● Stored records
◇ ◇ ◇ ◇ ◇
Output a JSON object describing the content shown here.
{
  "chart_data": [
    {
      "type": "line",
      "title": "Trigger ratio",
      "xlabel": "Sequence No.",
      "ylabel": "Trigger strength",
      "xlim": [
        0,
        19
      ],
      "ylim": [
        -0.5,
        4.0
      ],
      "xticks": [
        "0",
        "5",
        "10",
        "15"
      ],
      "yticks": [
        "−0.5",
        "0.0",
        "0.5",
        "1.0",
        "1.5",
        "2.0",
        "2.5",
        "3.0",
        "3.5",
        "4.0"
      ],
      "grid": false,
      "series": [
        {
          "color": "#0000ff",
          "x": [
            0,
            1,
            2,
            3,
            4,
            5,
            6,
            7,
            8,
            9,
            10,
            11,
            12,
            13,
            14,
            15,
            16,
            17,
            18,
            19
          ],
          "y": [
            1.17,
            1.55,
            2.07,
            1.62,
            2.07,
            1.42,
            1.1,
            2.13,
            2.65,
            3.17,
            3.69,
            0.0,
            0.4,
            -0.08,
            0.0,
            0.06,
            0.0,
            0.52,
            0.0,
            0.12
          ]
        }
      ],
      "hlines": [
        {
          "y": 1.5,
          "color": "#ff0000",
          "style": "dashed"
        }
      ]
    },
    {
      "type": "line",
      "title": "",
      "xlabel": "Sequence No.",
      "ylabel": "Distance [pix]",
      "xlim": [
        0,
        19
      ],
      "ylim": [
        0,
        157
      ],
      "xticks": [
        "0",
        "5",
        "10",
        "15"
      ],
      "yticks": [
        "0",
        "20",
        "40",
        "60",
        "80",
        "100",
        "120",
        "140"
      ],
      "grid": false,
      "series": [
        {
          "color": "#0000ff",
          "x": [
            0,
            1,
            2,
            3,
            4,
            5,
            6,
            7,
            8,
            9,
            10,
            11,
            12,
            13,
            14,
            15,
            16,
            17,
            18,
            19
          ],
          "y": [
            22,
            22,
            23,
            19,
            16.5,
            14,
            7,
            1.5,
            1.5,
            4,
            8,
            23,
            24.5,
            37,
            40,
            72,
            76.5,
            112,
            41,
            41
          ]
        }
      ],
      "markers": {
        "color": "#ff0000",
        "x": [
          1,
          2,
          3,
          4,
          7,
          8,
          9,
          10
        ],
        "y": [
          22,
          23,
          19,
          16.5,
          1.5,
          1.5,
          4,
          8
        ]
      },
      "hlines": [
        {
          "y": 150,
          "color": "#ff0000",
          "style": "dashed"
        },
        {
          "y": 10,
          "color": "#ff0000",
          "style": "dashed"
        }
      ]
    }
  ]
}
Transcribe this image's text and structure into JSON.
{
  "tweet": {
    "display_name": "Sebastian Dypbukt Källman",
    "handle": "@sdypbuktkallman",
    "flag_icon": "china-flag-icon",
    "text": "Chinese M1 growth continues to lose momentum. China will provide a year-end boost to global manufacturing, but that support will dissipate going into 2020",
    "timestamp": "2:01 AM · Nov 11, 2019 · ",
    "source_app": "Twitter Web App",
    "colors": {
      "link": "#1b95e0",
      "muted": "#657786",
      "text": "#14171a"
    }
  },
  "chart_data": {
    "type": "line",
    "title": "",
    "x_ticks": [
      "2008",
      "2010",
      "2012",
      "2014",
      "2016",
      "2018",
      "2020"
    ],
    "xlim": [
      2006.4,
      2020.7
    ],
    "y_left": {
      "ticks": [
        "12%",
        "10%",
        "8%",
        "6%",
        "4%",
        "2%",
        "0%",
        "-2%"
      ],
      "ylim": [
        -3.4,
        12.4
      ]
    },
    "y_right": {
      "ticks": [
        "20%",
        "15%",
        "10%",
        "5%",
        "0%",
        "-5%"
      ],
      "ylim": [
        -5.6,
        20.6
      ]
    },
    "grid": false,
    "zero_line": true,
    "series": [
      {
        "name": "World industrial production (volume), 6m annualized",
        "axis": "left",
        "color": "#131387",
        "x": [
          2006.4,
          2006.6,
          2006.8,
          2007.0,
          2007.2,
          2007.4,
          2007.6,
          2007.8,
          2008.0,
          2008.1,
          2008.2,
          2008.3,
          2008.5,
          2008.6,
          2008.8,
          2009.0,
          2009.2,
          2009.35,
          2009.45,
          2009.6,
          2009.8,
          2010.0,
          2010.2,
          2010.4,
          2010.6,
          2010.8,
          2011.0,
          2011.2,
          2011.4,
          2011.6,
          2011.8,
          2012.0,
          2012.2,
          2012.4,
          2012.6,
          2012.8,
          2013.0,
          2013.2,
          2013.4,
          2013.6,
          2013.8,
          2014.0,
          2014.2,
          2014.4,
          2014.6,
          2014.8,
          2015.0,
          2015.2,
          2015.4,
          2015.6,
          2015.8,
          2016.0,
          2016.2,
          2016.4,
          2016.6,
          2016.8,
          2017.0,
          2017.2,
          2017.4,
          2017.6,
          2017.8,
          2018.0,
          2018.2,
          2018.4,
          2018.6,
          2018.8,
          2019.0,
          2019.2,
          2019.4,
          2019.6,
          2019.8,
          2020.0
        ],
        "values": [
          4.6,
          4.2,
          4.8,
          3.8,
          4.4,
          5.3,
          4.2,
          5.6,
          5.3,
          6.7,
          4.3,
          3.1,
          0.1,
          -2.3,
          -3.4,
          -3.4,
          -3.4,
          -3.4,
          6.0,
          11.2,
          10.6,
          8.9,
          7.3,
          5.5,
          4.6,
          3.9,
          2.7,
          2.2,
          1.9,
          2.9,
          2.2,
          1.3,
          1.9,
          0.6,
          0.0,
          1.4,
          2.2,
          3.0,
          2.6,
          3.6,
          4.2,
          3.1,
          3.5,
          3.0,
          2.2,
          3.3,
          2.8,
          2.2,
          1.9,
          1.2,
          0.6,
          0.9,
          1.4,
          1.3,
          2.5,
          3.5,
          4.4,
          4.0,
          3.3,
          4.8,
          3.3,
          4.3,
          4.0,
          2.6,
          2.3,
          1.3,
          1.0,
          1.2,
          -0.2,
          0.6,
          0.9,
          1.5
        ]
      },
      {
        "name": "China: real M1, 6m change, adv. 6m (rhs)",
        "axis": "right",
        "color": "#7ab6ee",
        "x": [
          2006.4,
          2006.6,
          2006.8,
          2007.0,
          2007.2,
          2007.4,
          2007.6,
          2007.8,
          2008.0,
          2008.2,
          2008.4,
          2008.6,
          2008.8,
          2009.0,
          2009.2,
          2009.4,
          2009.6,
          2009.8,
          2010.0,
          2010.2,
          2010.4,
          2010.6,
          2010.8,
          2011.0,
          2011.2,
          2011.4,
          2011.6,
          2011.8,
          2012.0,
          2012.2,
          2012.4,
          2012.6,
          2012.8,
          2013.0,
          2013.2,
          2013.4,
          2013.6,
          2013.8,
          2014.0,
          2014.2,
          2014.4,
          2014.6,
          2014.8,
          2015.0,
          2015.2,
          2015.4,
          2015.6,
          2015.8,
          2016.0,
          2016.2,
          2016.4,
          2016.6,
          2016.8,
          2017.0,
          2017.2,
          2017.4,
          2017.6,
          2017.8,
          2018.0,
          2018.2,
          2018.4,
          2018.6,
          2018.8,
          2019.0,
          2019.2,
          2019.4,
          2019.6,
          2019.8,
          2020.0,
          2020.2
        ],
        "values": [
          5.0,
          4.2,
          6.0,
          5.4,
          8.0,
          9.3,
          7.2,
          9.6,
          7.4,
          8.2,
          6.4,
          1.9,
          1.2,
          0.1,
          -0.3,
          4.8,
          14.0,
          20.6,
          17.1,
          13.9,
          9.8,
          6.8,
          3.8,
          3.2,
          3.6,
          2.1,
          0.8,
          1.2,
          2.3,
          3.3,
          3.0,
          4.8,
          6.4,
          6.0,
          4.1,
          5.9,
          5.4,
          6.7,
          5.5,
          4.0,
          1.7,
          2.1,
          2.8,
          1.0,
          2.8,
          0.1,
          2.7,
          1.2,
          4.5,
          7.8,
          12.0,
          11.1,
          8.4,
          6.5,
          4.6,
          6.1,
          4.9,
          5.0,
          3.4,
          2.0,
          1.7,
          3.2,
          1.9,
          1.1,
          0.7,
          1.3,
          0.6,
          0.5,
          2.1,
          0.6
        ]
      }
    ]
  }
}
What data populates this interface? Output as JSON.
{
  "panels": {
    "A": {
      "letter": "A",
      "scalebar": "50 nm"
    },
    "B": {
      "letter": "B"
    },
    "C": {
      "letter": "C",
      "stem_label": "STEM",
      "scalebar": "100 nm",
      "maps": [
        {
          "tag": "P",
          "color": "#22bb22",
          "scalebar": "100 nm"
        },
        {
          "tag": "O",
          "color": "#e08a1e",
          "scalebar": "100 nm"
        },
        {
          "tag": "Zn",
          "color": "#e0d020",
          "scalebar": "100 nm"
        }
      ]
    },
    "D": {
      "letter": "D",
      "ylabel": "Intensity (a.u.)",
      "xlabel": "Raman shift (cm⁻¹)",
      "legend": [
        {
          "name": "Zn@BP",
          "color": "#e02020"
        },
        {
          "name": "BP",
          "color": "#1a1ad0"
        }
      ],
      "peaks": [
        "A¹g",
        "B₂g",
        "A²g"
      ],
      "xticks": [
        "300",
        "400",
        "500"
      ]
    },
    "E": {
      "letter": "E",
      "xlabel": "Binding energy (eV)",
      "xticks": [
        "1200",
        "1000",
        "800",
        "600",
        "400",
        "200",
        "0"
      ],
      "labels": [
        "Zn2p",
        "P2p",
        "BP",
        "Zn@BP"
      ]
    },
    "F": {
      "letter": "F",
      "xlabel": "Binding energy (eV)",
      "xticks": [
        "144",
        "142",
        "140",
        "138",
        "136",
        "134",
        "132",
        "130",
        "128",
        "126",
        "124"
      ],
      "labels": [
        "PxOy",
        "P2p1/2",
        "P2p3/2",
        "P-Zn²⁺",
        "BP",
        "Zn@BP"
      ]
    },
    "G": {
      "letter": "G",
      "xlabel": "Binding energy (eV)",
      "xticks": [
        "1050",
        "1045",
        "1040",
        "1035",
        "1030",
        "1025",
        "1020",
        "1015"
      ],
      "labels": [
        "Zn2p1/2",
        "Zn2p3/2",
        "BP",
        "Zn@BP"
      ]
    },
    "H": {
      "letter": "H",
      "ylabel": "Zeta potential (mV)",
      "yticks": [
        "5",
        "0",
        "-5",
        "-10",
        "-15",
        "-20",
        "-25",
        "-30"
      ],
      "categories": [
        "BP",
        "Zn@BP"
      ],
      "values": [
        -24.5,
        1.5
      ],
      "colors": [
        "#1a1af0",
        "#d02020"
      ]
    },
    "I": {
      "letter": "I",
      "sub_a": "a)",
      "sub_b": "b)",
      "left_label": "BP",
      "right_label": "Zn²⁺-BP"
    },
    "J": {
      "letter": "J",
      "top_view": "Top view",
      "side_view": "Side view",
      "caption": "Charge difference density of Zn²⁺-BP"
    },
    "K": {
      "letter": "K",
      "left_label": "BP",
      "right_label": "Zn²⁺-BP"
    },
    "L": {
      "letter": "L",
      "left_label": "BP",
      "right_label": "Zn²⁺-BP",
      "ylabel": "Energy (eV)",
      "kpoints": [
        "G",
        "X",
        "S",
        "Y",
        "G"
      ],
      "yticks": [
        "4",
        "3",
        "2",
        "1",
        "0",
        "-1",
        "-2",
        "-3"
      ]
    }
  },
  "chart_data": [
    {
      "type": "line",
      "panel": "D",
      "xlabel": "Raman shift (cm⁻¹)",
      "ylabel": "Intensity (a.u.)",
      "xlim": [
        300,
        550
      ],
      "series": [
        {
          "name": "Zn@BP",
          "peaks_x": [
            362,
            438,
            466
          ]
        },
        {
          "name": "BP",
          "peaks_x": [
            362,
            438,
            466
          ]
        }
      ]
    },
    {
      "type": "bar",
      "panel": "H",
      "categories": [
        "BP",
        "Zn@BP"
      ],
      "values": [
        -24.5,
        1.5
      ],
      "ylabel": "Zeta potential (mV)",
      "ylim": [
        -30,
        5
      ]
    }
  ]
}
◇ ◇ ◇ ◇ ◇
Scan the lines above for "Output", then copy every one that has it.

● RESPONSE TO THIS EXERCISE
Output a JSON object describing the content shown here.
What data populates this interface? Output as JSON.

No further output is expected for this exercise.